INFORMATION SUPPLIED:
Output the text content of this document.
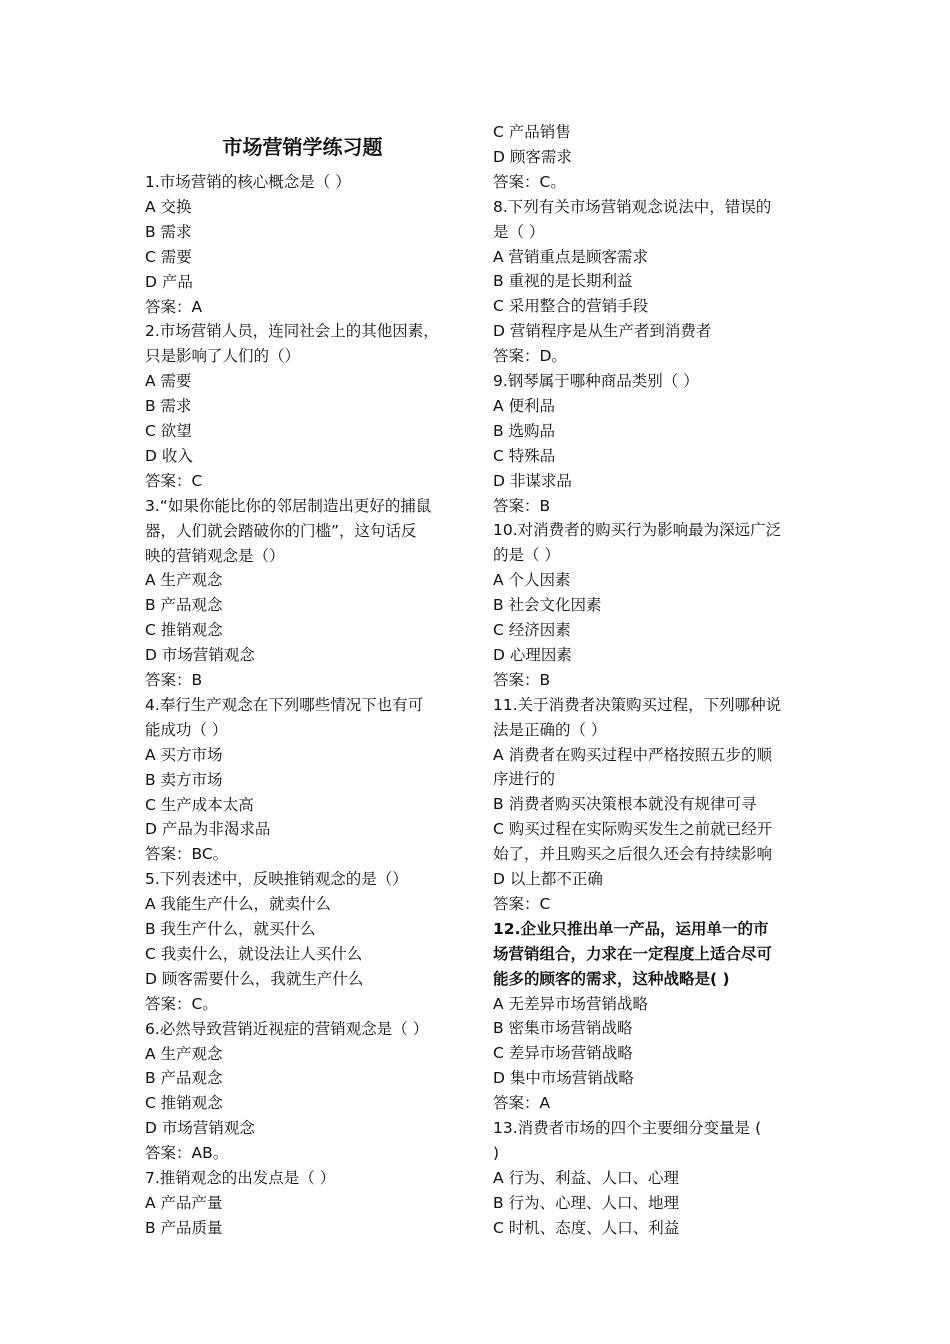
市场营销学练习题
1.市场营销的核心概念是（ ）
A 交换
B 需求
C 需要
D 产品
答案：A
2.市场营销人员，连同社会上的其他因素，
只是影响了人们的（）
A 需要
B 需求
C 欲望
D 收入
答案：C
3.“如果你能比你的邻居制造出更好的捕鼠
器，人们就会踏破你的门槛”，这句话反
映的营销观念是（）
A 生产观念
B 产品观念
C 推销观念
D 市场营销观念
答案：B
4.奉行生产观念在下列哪些情况下也有可
能成功（ ）
A 买方市场
B 卖方市场
C 生产成本太高
D 产品为非渴求品
答案：BC。
5.下列表述中，反映推销观念的是（）
A 我能生产什么，就卖什么
B 我生产什么，就买什么
C 我卖什么，就设法让人买什么
D 顾客需要什么，我就生产什么
答案：C。
6.必然导致营销近视症的营销观念是（ ）
A 生产观念
B 产品观念
C 推销观念
D 市场营销观念
答案：AB。
7.推销观念的出发点是（ ）
A 产品产量
B 产品质量
C 产品销售
D 顾客需求
答案：C。
8.下列有关市场营销观念说法中，错误的
是（ ）
A 营销重点是顾客需求
B 重视的是长期利益
C 采用整合的营销手段
D 营销程序是从生产者到消费者
答案：D。
9.钢琴属于哪种商品类别（ ）
A 便利品
B 选购品
C 特殊品
D 非谋求品
答案：B
10.对消费者的购买行为影响最为深远广泛
的是（ ）
A 个人因素
B 社会文化因素
C 经济因素
D 心理因素
答案：B
11.关于消费者决策购买过程，下列哪种说
法是正确的（ ）
A 消费者在购买过程中严格按照五步的顺
序进行的
B 消费者购买决策根本就没有规律可寻
C 购买过程在实际购买发生之前就已经开
始了，并且购买之后很久还会有持续影响
D 以上都不正确
答案：C
12.企业只推出单一产品，运用单一的市
场营销组合，力求在一定程度上适合尽可
能多的顾客的需求，这种战略是( )
A 无差异市场营销战略
B 密集市场营销战略
C 差异市场营销战略
D 集中市场营销战略
答案：A
13.消费者市场的四个主要细分变量是 (
)
A 行为、利益、人口、心理
B 行为、心理、人口、地理
C 时机、态度、人口、利益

WRITTEN PROBLEM: Make an exact copy of the whole listing, but don't bring over any pictures.

WRITTEN RESPONSE:
Output the text content of this document.
市场营销学练习题
1.市场营销的核心概念是（ ）
A 交换
B 需求
C 需要
D 产品
答案：A
2.市场营销人员，连同社会上的其他因素，
只是影响了人们的（）
A 需要
B 需求
C 欲望
D 收入
答案：C
3.“如果你能比你的邻居制造出更好的捕鼠
器，人们就会踏破你的门槛”，这句话反
映的营销观念是（）
A 生产观念
B 产品观念
C 推销观念
D 市场营销观念
答案：B
4.奉行生产观念在下列哪些情况下也有可
能成功（ ）
A 买方市场
B 卖方市场
C 生产成本太高
D 产品为非渴求品
答案：BC。
5.下列表述中，反映推销观念的是（）
A 我能生产什么，就卖什么
B 我生产什么，就买什么
C 我卖什么，就设法让人买什么
D 顾客需要什么，我就生产什么
答案：C。
6.必然导致营销近视症的营销观念是（ ）
A 生产观念
B 产品观念
C 推销观念
D 市场营销观念
答案：AB。
7.推销观念的出发点是（ ）
A 产品产量
B 产品质量
C 产品销售
D 顾客需求
答案：C。
8.下列有关市场营销观念说法中，错误的
是（ ）
A 营销重点是顾客需求
B 重视的是长期利益
C 采用整合的营销手段
D 营销程序是从生产者到消费者
答案：D。
9.钢琴属于哪种商品类别（ ）
A 便利品
B 选购品
C 特殊品
D 非谋求品
答案：B
10.对消费者的购买行为影响最为深远广泛
的是（ ）
A 个人因素
B 社会文化因素
C 经济因素
D 心理因素
答案：B
11.关于消费者决策购买过程，下列哪种说
法是正确的（ ）
A 消费者在购买过程中严格按照五步的顺
序进行的
B 消费者购买决策根本就没有规律可寻
C 购买过程在实际购买发生之前就已经开
始了，并且购买之后很久还会有持续影响
D 以上都不正确
答案：C
12.企业只推出单一产品，运用单一的市
场营销组合，力求在一定程度上适合尽可
能多的顾客的需求，这种战略是( )
A 无差异市场营销战略
B 密集市场营销战略
C 差异市场营销战略
D 集中市场营销战略
答案：A
13.消费者市场的四个主要细分变量是 (
)
A 行为、利益、人口、心理
B 行为、心理、人口、地理
C 时机、态度、人口、利益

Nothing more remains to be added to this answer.